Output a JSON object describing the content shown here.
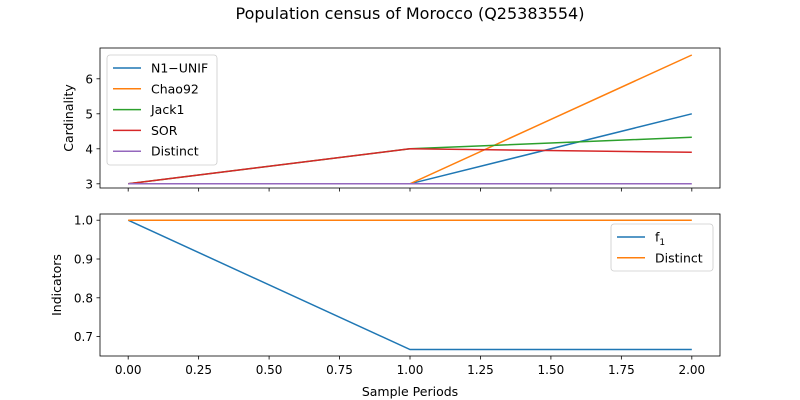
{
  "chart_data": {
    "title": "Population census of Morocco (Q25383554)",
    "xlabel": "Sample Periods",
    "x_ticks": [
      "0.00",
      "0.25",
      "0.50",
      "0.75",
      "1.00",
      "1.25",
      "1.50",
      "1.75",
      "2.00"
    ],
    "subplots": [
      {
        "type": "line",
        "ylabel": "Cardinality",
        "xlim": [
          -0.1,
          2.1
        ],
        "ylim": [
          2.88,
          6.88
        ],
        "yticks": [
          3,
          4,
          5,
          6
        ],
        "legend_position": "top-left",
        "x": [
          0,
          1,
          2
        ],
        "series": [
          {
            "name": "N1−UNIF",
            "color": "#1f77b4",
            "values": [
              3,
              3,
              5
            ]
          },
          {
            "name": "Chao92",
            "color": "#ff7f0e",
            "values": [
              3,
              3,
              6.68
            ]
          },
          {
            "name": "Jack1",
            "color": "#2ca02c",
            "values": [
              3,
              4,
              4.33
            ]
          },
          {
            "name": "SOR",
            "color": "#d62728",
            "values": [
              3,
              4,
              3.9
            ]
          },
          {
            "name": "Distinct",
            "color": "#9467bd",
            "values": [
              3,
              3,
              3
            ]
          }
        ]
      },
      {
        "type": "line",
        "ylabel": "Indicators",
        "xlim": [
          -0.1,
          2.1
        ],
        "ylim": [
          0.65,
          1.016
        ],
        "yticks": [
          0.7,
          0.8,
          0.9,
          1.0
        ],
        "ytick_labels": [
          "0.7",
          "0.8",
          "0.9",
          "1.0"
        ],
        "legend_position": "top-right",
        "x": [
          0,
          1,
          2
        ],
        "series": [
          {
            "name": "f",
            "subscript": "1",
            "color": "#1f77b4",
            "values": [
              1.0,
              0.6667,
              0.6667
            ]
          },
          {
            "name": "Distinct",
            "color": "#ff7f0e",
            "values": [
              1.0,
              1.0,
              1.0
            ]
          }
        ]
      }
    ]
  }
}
*-*-*
:: Challenge ::
Scan the material above for the string "ylabel" and return the lines that hold it.

:: Response ::
        "ylabel": "Cardinality",
        "ylabel": "Indicators",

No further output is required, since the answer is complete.